### Given instruction
Send each entry back exactly as given, pictures excluded.

### Data

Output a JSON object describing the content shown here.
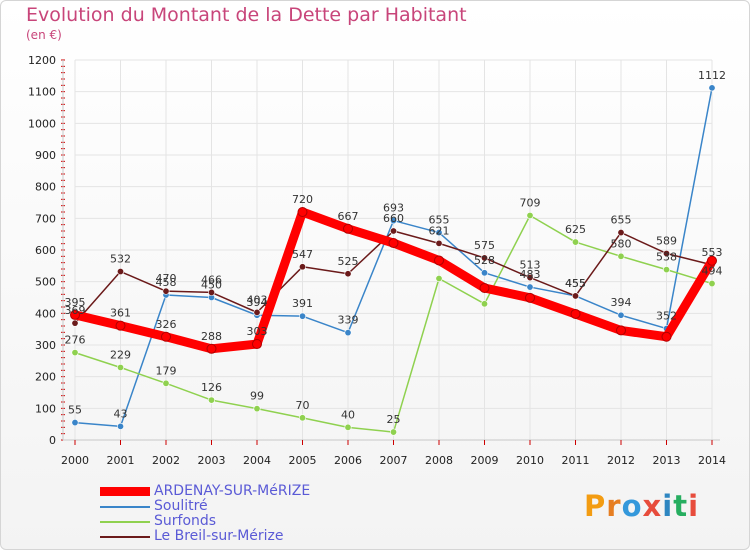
{
  "title": "Evolution du Montant de la Dette par Habitant",
  "subtitle": "(en €)",
  "logo_text": "Proxiti",
  "colors": {
    "background": "#ffffff",
    "grid": "#e4e4e4",
    "title": "#c8457a",
    "axis_red": "#cc0000"
  },
  "chart_data": {
    "type": "line",
    "title": "Evolution du Montant de la Dette par Habitant",
    "ylabel": "(en €)",
    "xlabel": "",
    "x": [
      "2000",
      "2001",
      "2002",
      "2003",
      "2004",
      "2005",
      "2006",
      "2007",
      "2008",
      "2009",
      "2010",
      "2011",
      "2012",
      "2013",
      "2014"
    ],
    "ylim": [
      0,
      1200
    ],
    "yticks": [
      0,
      100,
      200,
      300,
      400,
      500,
      600,
      700,
      800,
      900,
      1000,
      1100,
      1200
    ],
    "grid": true,
    "legend_position": "bottom-left",
    "series": [
      {
        "name": "ARDENAY-SUR-MéRIZE",
        "color": "#ff0000",
        "values": [
          395,
          361,
          326,
          288,
          303,
          720,
          667,
          622,
          567,
          480,
          449,
          398,
          346,
          326,
          566
        ],
        "labels": [
          "395",
          "361",
          "326",
          "288",
          "303",
          "720",
          "667",
          "",
          "",
          "",
          "",
          "",
          "",
          "",
          ""
        ]
      },
      {
        "name": "Soulitré",
        "color": "#3a85c9",
        "values": [
          55,
          43,
          458,
          450,
          394,
          391,
          339,
          693,
          655,
          528,
          483,
          455,
          394,
          352,
          1112
        ],
        "labels": [
          "55",
          "43",
          "458",
          "450",
          "394",
          "391",
          "339",
          "693",
          "655",
          "528",
          "483",
          "455",
          "394",
          "352",
          "1112"
        ]
      },
      {
        "name": "Surfonds",
        "color": "#8fd14f",
        "values": [
          276,
          229,
          179,
          126,
          99,
          70,
          40,
          25,
          510,
          430,
          709,
          625,
          580,
          538,
          494
        ],
        "labels": [
          "276",
          "229",
          "179",
          "126",
          "99",
          "70",
          "40",
          "25",
          "",
          "",
          "709",
          "625",
          "580",
          "538",
          "494"
        ]
      },
      {
        "name": "Le Breil-sur-Mérize",
        "color": "#6b1a1a",
        "values": [
          369,
          532,
          470,
          466,
          403,
          547,
          525,
          660,
          621,
          575,
          513,
          455,
          655,
          589,
          553
        ],
        "labels": [
          "369",
          "532",
          "470",
          "466",
          "403",
          "547",
          "525",
          "660",
          "621",
          "575",
          "513",
          "455",
          "655",
          "589",
          "553"
        ]
      }
    ]
  },
  "legend": [
    {
      "name": "ARDENAY-SUR-MéRIZE",
      "color": "#ff0000",
      "text_color": "#5a5ad6",
      "thick": true
    },
    {
      "name": "Soulitré",
      "color": "#3a85c9",
      "text_color": "#5a5ad6",
      "thick": false
    },
    {
      "name": "Surfonds",
      "color": "#8fd14f",
      "text_color": "#5a5ad6",
      "thick": false
    },
    {
      "name": "Le Breil-sur-Mérize",
      "color": "#6b1a1a",
      "text_color": "#5a5ad6",
      "thick": false
    }
  ]
}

### Solution to the problem
Output a JSON object describing the content shown here.
{
  "title": "Evolution du Montant de la Dette par Habitant",
  "subtitle": "(en €)",
  "logo_text": "Proxiti",
  "colors": {
    "background": "#ffffff",
    "grid": "#e4e4e4",
    "title": "#c8457a",
    "axis_red": "#cc0000"
  },
  "chart_data": {
    "type": "line",
    "title": "Evolution du Montant de la Dette par Habitant",
    "ylabel": "(en €)",
    "xlabel": "",
    "x": [
      "2000",
      "2001",
      "2002",
      "2003",
      "2004",
      "2005",
      "2006",
      "2007",
      "2008",
      "2009",
      "2010",
      "2011",
      "2012",
      "2013",
      "2014"
    ],
    "ylim": [
      0,
      1200
    ],
    "yticks": [
      0,
      100,
      200,
      300,
      400,
      500,
      600,
      700,
      800,
      900,
      1000,
      1100,
      1200
    ],
    "grid": true,
    "legend_position": "bottom-left",
    "series": [
      {
        "name": "ARDENAY-SUR-MéRIZE",
        "color": "#ff0000",
        "values": [
          395,
          361,
          326,
          288,
          303,
          720,
          667,
          622,
          567,
          480,
          449,
          398,
          346,
          326,
          566
        ],
        "labels": [
          "395",
          "361",
          "326",
          "288",
          "303",
          "720",
          "667",
          "",
          "",
          "",
          "",
          "",
          "",
          "",
          ""
        ]
      },
      {
        "name": "Soulitré",
        "color": "#3a85c9",
        "values": [
          55,
          43,
          458,
          450,
          394,
          391,
          339,
          693,
          655,
          528,
          483,
          455,
          394,
          352,
          1112
        ],
        "labels": [
          "55",
          "43",
          "458",
          "450",
          "394",
          "391",
          "339",
          "693",
          "655",
          "528",
          "483",
          "455",
          "394",
          "352",
          "1112"
        ]
      },
      {
        "name": "Surfonds",
        "color": "#8fd14f",
        "values": [
          276,
          229,
          179,
          126,
          99,
          70,
          40,
          25,
          510,
          430,
          709,
          625,
          580,
          538,
          494
        ],
        "labels": [
          "276",
          "229",
          "179",
          "126",
          "99",
          "70",
          "40",
          "25",
          "",
          "",
          "709",
          "625",
          "580",
          "538",
          "494"
        ]
      },
      {
        "name": "Le Breil-sur-Mérize",
        "color": "#6b1a1a",
        "values": [
          369,
          532,
          470,
          466,
          403,
          547,
          525,
          660,
          621,
          575,
          513,
          455,
          655,
          589,
          553
        ],
        "labels": [
          "369",
          "532",
          "470",
          "466",
          "403",
          "547",
          "525",
          "660",
          "621",
          "575",
          "513",
          "455",
          "655",
          "589",
          "553"
        ]
      }
    ]
  },
  "legend": [
    {
      "name": "ARDENAY-SUR-MéRIZE",
      "color": "#ff0000",
      "text_color": "#5a5ad6",
      "thick": true
    },
    {
      "name": "Soulitré",
      "color": "#3a85c9",
      "text_color": "#5a5ad6",
      "thick": false
    },
    {
      "name": "Surfonds",
      "color": "#8fd14f",
      "text_color": "#5a5ad6",
      "thick": false
    },
    {
      "name": "Le Breil-sur-Mérize",
      "color": "#6b1a1a",
      "text_color": "#5a5ad6",
      "thick": false
    }
  ]
}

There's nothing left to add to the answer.